Home builders have sold more homes than they can build. Now they are limiting their sales in an effort to catch up.

The article quotes David Auld, CEO of D.R. Horton Inc. (the largest homebuilder by volume in the United States since 2002), explaining how they don't have enough homes for the number of buyers coming into their models:

Through our history, to have somebody walk into our models and to tell them, We don't have a house for you to buy today, is something that is foreign to us.

Danielle Hale, Chief Economist for realtor.com, also explains that, in the existing home sale market, the slowdown in sales was a supply challenge, not a lack of demand. Responding to a recent uptick in listings coming to market, she notes:

. . . if these changing inventory dynamics continue, we could see a wave of real estate activity heading into the latter part of the year.

Again, the buyers are there. We just need houses to sell to them.

If the slowdown in sales was the result of demand waning, we would start to see home prices beginning to moderate but this isn't the case. As Mark Fleming, Chief Economist for First American, explains:

There's

 a lot of conversation around rising prices and falling quantity in the housing market, and there's this concept, or this idea, that it’s a demand-side problem . . . . But, if demand were falling dramatically, we would actually see less price pressure, less home price growth.

- WORK INSTRUCTION A -
Please list every person quoted in the housing market excerpt, along with the title the excerpt gives each one.
- WORK INSTRUCTION B -
According to the housing market excerpt, how can we tell that the slowdown in sales is not the result of waning demand?

- DATASET EXTRACT -
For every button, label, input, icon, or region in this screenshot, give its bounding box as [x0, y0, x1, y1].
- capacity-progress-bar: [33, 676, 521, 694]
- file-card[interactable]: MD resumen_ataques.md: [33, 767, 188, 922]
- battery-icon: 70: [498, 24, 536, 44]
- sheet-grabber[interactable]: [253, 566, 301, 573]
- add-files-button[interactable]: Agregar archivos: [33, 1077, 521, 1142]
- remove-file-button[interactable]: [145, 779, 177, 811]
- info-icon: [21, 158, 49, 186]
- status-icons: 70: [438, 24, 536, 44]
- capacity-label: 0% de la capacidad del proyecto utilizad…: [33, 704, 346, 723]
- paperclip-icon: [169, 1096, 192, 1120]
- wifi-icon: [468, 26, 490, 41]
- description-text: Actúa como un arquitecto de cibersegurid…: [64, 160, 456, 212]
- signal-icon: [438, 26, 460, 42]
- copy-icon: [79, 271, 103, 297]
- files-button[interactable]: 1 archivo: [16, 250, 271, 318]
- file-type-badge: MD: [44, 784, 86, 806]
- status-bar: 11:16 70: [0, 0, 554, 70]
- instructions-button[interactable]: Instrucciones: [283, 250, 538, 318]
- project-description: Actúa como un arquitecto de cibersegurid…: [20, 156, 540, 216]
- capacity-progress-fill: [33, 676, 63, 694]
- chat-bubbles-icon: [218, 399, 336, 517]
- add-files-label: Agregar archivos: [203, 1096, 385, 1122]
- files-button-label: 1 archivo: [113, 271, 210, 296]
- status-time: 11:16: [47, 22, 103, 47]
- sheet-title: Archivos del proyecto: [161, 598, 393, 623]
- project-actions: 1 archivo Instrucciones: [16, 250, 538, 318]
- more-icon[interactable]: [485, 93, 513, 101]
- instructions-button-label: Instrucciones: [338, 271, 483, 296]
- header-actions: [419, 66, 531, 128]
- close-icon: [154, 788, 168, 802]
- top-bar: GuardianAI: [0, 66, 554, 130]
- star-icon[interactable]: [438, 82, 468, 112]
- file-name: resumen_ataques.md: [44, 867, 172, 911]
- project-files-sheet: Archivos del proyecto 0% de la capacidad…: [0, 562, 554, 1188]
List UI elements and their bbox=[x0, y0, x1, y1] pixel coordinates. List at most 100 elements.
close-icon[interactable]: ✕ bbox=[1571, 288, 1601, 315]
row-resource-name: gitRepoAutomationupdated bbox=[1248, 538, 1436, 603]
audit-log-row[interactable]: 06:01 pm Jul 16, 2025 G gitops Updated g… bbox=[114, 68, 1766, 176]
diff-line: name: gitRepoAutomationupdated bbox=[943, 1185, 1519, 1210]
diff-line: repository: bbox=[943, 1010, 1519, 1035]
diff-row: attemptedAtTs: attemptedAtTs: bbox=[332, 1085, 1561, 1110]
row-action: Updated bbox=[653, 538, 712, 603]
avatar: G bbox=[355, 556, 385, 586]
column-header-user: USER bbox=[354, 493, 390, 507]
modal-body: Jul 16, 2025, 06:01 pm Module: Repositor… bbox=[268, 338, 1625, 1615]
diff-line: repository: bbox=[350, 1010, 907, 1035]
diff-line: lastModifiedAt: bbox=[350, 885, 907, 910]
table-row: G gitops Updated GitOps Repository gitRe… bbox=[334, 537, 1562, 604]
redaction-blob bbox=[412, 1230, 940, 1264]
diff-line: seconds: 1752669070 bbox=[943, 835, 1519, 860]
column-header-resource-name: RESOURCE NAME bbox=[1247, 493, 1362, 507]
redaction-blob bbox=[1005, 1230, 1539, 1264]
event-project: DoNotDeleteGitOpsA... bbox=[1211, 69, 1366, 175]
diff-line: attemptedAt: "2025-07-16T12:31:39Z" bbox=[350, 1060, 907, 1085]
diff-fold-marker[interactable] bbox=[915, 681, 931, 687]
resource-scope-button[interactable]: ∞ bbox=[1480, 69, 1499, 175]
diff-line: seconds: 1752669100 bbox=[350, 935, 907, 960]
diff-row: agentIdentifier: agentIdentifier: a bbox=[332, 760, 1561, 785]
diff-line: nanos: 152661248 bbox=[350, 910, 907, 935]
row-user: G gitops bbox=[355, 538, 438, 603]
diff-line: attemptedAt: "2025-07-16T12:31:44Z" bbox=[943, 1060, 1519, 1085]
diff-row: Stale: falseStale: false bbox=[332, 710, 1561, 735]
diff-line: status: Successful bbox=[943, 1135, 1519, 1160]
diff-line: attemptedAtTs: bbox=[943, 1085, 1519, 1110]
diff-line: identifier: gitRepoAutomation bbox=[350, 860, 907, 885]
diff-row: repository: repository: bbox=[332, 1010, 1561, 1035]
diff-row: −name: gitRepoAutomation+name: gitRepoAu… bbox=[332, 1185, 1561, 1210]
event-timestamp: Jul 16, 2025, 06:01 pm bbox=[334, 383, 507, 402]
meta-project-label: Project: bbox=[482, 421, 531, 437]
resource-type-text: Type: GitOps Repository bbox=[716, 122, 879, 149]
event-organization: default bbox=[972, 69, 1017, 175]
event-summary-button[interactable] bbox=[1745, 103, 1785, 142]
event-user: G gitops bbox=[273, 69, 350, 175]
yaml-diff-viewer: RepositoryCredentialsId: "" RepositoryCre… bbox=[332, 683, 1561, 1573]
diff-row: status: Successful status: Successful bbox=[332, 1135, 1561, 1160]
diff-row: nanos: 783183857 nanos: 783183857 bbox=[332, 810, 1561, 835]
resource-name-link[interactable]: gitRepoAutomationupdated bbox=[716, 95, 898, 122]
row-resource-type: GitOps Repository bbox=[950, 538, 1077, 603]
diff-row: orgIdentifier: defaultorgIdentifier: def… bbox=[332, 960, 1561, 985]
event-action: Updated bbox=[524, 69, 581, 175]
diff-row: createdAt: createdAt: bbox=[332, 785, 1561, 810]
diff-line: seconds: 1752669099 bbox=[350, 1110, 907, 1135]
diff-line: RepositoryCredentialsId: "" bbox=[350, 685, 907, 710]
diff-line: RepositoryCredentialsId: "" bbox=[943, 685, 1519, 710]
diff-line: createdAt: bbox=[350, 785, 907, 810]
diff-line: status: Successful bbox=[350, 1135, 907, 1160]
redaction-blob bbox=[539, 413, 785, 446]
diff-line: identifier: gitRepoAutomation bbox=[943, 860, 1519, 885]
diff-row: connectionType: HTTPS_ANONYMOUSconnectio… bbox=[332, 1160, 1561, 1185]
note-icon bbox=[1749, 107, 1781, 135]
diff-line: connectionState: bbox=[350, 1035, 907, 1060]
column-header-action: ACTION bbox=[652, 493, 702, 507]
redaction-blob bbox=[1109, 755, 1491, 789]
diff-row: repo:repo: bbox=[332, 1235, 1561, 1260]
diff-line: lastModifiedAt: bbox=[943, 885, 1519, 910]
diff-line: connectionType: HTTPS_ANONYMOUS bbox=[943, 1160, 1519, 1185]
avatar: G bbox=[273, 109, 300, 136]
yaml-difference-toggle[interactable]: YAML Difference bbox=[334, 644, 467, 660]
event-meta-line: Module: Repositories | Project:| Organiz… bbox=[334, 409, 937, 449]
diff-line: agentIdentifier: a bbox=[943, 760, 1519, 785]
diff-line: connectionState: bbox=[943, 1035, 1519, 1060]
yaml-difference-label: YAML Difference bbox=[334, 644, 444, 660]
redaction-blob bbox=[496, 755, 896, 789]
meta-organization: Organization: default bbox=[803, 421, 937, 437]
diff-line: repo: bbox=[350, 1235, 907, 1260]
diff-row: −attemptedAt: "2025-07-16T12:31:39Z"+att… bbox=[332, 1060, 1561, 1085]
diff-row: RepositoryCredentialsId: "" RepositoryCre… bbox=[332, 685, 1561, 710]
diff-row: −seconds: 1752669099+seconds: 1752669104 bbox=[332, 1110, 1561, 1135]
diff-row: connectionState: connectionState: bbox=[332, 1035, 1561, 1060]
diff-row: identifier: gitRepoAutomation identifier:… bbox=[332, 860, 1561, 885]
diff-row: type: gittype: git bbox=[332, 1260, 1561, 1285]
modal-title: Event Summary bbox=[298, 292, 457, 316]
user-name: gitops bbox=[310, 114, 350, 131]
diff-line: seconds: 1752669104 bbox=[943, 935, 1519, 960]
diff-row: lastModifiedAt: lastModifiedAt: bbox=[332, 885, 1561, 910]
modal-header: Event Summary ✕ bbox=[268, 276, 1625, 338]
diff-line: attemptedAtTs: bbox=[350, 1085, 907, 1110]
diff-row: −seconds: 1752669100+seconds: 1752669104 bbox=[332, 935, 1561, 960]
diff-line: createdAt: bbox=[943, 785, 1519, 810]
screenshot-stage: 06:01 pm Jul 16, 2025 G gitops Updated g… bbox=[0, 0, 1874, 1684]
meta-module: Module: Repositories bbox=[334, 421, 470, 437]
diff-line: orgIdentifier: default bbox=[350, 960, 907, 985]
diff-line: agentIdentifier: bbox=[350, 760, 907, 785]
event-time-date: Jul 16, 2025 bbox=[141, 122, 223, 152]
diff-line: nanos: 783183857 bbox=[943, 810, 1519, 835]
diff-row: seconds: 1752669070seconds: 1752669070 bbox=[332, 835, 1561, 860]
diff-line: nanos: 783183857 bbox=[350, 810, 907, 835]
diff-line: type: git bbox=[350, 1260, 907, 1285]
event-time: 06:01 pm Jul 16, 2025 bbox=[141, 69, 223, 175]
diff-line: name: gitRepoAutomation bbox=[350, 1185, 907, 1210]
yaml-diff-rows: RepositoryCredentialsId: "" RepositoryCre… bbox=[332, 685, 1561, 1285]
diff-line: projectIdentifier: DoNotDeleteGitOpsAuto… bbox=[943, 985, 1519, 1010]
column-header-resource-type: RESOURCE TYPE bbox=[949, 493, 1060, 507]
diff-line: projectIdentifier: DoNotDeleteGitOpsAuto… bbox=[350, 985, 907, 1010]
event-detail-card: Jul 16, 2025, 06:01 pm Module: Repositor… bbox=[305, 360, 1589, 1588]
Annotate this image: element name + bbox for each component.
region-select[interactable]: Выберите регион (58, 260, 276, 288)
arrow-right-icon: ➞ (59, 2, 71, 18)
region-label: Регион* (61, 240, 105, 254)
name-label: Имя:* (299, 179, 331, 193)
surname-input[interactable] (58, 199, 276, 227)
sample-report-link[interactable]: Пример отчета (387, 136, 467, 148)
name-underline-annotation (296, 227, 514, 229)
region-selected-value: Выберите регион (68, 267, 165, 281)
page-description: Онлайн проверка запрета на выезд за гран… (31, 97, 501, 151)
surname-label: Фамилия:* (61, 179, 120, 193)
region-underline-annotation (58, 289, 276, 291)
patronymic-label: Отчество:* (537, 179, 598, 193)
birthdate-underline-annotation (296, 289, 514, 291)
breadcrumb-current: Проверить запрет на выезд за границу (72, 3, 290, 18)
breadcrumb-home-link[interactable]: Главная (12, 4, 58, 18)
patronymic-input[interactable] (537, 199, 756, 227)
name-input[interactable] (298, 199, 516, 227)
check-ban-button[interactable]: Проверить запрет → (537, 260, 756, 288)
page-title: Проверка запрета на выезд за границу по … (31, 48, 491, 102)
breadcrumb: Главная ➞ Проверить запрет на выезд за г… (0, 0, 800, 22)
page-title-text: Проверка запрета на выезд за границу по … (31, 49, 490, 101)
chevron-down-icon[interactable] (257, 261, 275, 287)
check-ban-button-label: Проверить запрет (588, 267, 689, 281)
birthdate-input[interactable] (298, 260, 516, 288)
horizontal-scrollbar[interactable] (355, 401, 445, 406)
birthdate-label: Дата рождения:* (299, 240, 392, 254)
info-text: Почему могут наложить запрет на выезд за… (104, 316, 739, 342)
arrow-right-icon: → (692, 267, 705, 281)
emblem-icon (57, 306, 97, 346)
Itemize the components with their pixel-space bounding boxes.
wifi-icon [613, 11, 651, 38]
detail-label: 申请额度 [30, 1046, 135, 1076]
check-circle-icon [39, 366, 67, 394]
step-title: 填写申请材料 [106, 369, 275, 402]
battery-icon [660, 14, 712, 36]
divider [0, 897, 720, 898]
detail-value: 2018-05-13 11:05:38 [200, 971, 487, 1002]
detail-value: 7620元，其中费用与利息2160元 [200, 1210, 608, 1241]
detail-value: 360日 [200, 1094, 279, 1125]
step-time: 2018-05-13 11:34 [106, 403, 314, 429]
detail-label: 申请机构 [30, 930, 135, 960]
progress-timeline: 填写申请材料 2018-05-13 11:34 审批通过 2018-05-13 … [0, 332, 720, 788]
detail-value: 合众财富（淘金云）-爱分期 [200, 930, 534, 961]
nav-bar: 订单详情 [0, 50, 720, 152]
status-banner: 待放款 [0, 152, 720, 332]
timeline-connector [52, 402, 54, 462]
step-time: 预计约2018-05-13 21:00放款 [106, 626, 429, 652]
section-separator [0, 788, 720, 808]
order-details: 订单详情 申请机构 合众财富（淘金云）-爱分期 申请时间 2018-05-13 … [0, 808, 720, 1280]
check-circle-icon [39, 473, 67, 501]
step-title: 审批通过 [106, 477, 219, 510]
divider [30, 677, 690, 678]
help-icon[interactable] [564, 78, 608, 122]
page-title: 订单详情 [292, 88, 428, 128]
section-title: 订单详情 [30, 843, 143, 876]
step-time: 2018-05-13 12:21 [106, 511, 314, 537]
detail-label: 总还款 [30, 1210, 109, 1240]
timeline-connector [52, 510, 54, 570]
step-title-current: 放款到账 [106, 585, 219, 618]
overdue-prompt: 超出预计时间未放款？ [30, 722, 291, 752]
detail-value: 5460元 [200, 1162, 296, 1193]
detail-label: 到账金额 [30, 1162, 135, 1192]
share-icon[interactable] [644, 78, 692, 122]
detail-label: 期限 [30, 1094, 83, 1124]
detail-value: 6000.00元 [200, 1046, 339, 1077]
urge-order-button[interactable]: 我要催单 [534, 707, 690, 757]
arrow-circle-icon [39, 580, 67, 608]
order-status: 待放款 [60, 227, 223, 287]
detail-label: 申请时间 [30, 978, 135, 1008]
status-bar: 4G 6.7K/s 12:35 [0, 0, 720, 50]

- TASK RESULT A -
- David Auld, CEO of D.R. Horton Inc.
- Danielle Hale, Chief Economist for realtor.com
- Mark Fleming, Chief Economist for First American

- TASK RESULT B -
If demand were waning, home prices would begin to moderate, but they are not. As Mark Fleming explains, dramatically falling demand would mean less price pressure and less home price growth.